Request: Count the lines in the records below that contain the word "todas", and give only that number.

Dataset entries:
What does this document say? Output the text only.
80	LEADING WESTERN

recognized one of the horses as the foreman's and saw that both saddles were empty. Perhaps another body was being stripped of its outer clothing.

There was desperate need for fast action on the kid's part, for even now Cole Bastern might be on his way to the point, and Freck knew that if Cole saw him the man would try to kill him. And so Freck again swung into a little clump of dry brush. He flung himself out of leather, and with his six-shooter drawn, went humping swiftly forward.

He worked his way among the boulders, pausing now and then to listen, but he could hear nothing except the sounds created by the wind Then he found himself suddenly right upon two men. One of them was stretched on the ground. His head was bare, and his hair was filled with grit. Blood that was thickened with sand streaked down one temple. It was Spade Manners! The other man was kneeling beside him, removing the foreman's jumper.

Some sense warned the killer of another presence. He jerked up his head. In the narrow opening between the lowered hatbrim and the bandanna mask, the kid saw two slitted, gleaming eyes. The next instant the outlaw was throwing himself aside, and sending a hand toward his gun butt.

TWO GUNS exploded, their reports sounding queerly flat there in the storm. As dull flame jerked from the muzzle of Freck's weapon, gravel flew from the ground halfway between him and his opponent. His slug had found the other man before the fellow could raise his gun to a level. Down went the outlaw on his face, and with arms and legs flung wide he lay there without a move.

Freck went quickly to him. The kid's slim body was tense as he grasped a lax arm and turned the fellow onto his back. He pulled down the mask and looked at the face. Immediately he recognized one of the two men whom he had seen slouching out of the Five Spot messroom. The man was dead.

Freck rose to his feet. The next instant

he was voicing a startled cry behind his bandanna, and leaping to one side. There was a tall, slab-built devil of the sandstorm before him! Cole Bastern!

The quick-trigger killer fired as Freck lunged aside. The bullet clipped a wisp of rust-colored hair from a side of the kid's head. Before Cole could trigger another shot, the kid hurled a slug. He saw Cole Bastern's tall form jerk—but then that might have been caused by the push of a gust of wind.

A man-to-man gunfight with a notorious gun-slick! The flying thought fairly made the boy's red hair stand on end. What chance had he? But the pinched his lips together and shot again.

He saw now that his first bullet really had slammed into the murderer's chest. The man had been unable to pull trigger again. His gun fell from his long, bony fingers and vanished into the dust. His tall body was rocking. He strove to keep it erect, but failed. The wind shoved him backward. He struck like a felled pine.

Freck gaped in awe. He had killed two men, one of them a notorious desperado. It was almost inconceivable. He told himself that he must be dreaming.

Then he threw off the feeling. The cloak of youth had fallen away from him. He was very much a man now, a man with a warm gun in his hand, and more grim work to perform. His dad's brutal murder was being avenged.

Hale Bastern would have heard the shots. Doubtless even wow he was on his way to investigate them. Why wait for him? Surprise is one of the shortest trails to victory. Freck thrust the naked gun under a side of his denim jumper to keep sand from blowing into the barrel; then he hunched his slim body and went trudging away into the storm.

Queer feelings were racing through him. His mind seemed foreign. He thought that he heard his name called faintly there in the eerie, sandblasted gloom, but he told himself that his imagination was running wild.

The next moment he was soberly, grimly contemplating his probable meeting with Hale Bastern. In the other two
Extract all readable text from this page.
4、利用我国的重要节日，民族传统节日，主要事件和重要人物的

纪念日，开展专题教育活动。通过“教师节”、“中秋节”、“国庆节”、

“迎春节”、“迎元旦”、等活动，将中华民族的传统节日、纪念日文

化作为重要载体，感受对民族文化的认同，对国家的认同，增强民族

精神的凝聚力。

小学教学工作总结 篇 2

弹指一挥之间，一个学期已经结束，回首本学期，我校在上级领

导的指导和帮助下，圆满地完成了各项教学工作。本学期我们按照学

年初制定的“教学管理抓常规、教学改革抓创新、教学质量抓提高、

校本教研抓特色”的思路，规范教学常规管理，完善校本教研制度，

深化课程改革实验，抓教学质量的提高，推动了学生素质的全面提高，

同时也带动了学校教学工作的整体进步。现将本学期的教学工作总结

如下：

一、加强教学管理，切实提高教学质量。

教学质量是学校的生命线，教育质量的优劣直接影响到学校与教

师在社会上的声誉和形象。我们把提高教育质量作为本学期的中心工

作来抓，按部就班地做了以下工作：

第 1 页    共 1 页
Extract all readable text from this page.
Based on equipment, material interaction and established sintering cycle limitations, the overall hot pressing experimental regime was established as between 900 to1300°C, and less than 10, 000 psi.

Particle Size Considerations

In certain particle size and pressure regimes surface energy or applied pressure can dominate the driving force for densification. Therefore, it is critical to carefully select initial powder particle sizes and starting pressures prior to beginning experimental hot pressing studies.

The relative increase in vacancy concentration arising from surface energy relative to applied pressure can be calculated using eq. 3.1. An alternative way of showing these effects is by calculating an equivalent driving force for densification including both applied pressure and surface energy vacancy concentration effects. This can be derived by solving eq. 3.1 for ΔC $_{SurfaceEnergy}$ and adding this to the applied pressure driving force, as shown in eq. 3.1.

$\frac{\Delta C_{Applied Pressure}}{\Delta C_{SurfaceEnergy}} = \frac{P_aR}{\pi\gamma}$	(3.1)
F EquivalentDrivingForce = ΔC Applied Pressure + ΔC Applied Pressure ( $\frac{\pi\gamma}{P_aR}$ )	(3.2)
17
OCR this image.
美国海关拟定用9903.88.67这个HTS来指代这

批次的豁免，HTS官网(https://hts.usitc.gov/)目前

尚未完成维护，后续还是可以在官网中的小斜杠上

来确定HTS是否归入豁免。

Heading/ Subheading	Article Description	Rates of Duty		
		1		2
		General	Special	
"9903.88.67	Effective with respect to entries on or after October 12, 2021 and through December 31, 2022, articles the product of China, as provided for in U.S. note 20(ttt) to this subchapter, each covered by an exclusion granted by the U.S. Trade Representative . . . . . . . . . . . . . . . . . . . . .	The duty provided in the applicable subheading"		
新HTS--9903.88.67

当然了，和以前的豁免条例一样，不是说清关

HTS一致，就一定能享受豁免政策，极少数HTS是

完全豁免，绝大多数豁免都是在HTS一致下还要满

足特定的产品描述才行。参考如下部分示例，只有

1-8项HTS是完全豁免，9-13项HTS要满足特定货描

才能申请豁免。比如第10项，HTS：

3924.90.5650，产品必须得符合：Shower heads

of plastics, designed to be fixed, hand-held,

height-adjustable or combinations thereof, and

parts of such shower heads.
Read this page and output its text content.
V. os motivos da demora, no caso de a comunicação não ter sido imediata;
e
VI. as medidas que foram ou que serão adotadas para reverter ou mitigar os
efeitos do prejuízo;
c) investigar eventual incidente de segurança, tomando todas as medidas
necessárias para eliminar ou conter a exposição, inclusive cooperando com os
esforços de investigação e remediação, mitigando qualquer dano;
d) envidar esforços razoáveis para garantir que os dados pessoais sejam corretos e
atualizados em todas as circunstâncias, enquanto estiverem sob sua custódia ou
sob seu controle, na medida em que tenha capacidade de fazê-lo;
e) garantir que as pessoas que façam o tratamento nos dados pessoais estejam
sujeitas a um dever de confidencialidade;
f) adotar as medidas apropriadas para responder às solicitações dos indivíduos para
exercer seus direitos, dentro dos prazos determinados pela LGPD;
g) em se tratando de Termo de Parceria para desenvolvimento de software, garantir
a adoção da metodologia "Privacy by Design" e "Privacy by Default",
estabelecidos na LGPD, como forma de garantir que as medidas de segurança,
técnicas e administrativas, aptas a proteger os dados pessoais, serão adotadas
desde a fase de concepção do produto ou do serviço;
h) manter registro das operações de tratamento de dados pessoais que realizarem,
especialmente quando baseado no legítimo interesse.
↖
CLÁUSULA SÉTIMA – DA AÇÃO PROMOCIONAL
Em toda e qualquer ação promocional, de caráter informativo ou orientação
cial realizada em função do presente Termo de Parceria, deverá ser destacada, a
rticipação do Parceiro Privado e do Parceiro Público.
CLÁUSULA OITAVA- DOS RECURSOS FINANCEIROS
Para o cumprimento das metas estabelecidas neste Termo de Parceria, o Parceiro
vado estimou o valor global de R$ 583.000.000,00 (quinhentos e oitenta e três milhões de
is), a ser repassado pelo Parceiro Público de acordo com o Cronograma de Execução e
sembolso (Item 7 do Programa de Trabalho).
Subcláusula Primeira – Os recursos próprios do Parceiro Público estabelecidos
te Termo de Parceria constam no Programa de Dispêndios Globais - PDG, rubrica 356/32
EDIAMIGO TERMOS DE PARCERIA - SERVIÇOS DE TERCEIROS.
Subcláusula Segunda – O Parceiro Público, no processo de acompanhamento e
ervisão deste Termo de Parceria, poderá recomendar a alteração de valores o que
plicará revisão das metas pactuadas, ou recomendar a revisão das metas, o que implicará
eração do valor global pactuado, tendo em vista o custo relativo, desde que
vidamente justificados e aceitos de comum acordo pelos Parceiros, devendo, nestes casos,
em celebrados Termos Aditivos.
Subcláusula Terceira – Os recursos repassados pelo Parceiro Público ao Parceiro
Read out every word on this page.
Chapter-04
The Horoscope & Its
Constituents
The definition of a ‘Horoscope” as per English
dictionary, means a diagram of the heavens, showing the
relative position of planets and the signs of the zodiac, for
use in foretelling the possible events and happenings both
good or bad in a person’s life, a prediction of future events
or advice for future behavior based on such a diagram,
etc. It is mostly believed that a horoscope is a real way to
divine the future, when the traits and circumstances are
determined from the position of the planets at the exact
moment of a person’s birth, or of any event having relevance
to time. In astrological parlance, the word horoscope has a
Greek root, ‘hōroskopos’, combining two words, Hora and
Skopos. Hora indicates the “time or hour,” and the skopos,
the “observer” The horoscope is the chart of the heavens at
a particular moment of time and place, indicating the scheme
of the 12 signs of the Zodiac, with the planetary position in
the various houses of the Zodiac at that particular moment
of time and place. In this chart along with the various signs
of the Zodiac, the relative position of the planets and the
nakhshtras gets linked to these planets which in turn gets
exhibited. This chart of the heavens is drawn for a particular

Solution to this problem: 2